なお、上述した各実施形態においては、有機EL表示装置が、複数の画素が二次元配列された表示パネルを備えて構成される場合について詳しく説明したが、本発明はこれに限定されるものではない。本発明に係る構成を、例えば発光素子を有する複数の画素が一方向に配列された発光素子アレイを備えて、感光体ドラムに画像データに応じて発光素子アレイから出射した光を照射して露光する露光装置に適用するものであってもよい。
【符号の説明】
【0265】
1…有機EL表示装置、2…表示パネル、3…セレクトドライバ、4…電源ドライバ、5…データドライバ、6…システムコントローラ、7…電流計、20…表示画素、21…ダミー画素、50…シフトレジスタ回路、51…データレジスタ回路、52…データラッチ回路、53…補正演算部、54…デジタル電圧/アナログ電圧変換回路(DAC)、55…出力回路、56…アナログ電圧/デジタル電圧変換回路(ADC)、57…補正階調電圧導出部、58…メモリ、200…デジタルカメラ、201…レンズ部、202…操作部、203…表示部、204…ファインダー、210…パーソナルコンピュータ、211…表示部、212…操作部、220…携帯電話機、221…表示部、222…操作部、223…受話部、224…送話部
【特許請求の範囲】
【請求項1】
発光素子と該発光素子に駆動電流を供給する駆動トランジスタを有する画素駆動回路とを備える少なくとも一つの発光画素と、
前記画素駆動回路を備えて前記発光画素に隣接して設けられた少なくとも一つのダミー画素と、
前記表示画素及び前記ダミー画素を選択状態とするセレクトドライバと、
データラインを介して前記ダミー画素に設定電圧を印加するデータドライバと、
前記ダミー画素のみに接続され、前記セレクトドライバにより前記ダミー画素が選択状態とされ、前記データドライバより前記データラインを介して前記ダミー画素に前記設定電圧が印加されたときに前記ダミー画素の前記駆動トランジスタの電流路に流れる電流の電流値を測定する電流計と、
前記設定電圧の電圧値と前記電流値とから前記ダミー画素の前記駆動トランジスタの特性値を取得し、予め画像データの階調値に対して設定された階調電圧の値を前記特性値に応じた値に補正した補正階調電圧を導出する補正階調電圧導出部と、
を備えることを特徴とする発光装置。

- 提供資料:

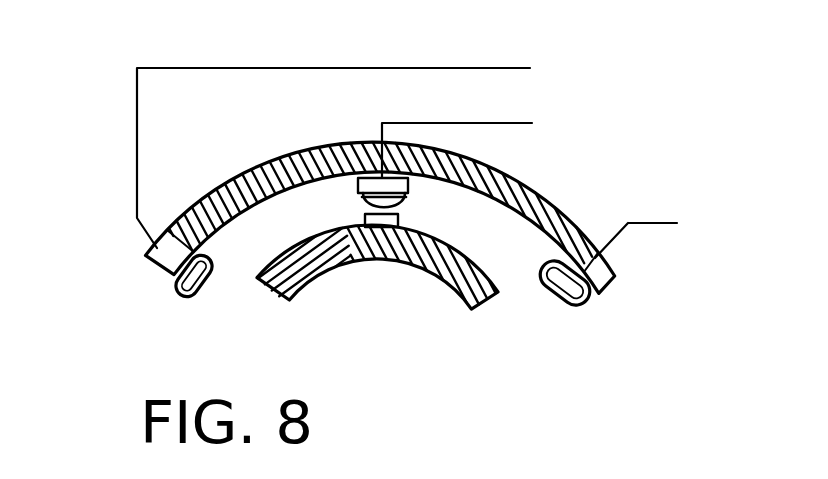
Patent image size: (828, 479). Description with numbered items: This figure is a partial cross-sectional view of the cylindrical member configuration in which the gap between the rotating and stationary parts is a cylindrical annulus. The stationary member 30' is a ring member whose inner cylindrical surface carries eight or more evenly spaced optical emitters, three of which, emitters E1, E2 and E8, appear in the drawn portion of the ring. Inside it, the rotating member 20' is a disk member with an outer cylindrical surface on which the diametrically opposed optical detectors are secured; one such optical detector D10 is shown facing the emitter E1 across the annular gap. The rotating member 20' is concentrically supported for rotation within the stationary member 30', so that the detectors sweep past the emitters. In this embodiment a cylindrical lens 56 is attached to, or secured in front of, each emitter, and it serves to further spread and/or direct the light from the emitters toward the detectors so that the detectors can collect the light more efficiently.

The stationary member 30' is at (342, 217).
The rotating member 20' is at (397, 267).
The optical emitter E1 is at (368, 166).
The cylindrical lens 56 is at (362, 208).
The optical detector D10 is at (384, 222).
The optical emitter E8 is at (172, 292).
The optical emitter E2 is at (582, 300).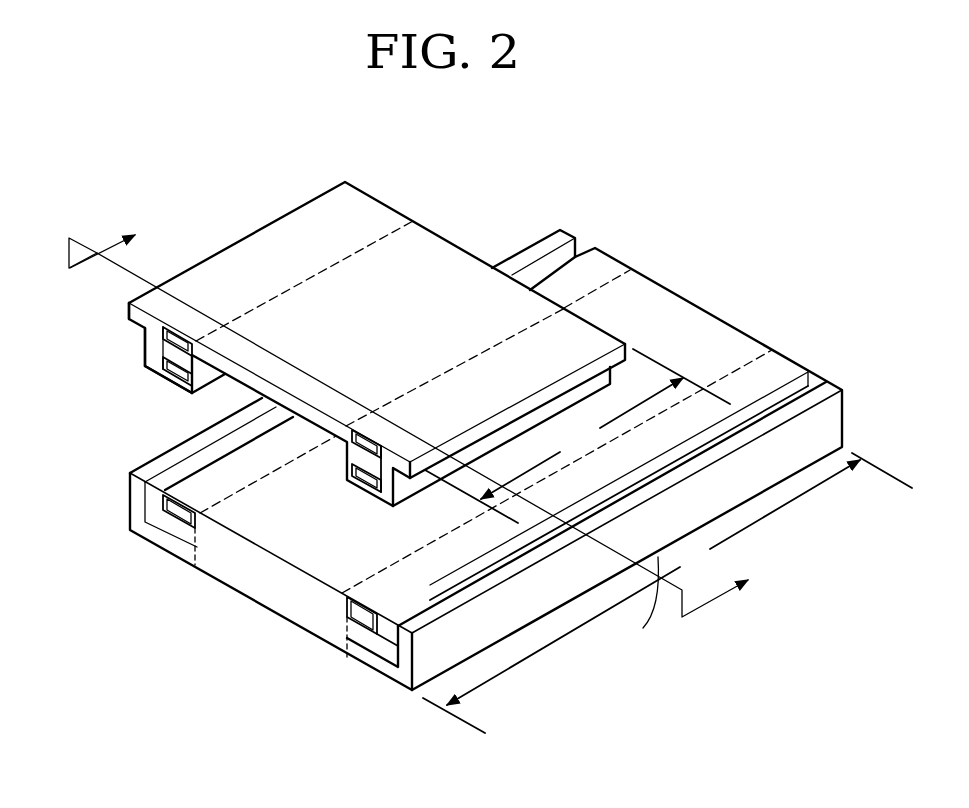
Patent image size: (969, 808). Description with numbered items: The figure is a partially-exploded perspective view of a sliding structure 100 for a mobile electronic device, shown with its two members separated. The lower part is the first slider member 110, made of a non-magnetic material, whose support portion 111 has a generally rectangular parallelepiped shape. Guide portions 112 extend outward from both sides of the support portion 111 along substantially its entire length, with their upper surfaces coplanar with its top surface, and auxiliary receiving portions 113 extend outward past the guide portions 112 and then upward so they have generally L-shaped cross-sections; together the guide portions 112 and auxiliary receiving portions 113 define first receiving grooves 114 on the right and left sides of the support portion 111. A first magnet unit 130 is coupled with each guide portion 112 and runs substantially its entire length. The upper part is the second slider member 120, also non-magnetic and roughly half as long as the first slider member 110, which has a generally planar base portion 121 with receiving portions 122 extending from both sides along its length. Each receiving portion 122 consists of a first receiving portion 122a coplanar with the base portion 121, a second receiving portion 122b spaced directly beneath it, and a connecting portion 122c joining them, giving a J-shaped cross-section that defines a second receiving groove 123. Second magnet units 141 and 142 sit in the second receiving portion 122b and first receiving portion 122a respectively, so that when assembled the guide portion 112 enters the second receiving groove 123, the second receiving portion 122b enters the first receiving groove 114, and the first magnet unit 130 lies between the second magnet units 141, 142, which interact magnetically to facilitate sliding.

The sliding structure 100 is at (640, 164).
The first slider member 110 is at (235, 602).
The support portion 111 is at (276, 597).
The guide portion 112 is at (181, 530).
The auxiliary receiving portion 113 is at (140, 504).
The first receiving groove 114 is at (176, 525).
The second slider member 120 is at (489, 247).
The base portion 121 is at (434, 243).
The receiving portion 122 is at (331, 227).
The first receiving portion 122a is at (129, 316).
The second receiving portion 122b is at (163, 373).
The connecting portion 122c is at (155, 346).
The second receiving groove 123 is at (182, 361).
The first magnet unit 130 is at (158, 488).
The second magnet unit 141 is at (172, 388).
The second magnet unit 142 is at (180, 341).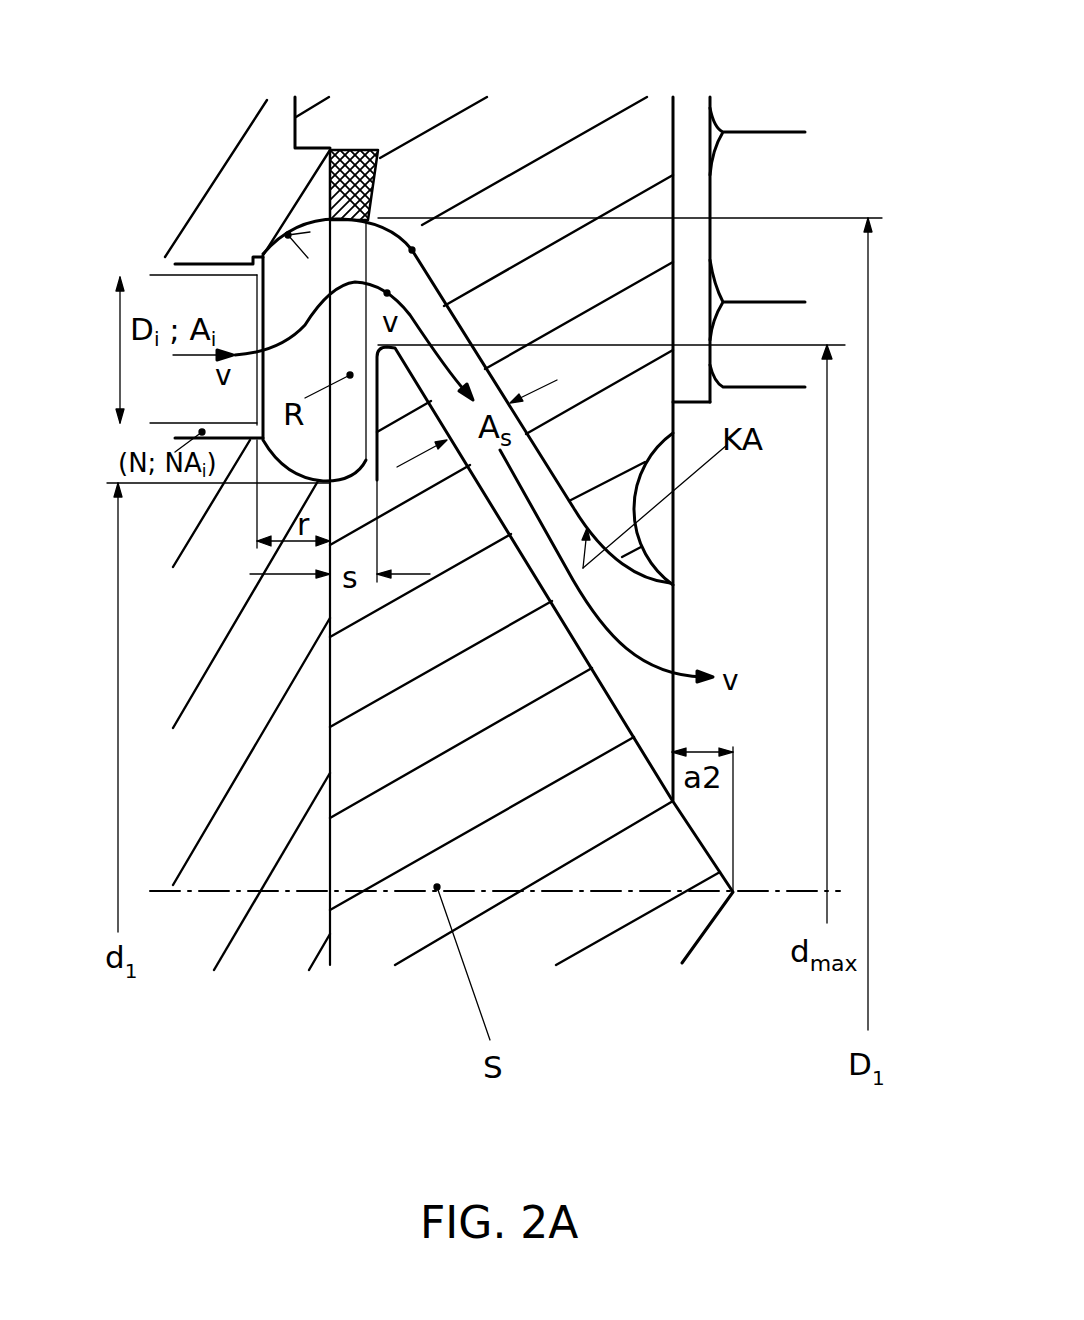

- 指示事項:
抜粋の【符号の説明】において、符号「56」はどの構成要素を示していますか。 これらの記録を参照する必要はありません。

- 回答:
アナログ電圧/デジタル電圧変換回路(ADC)です。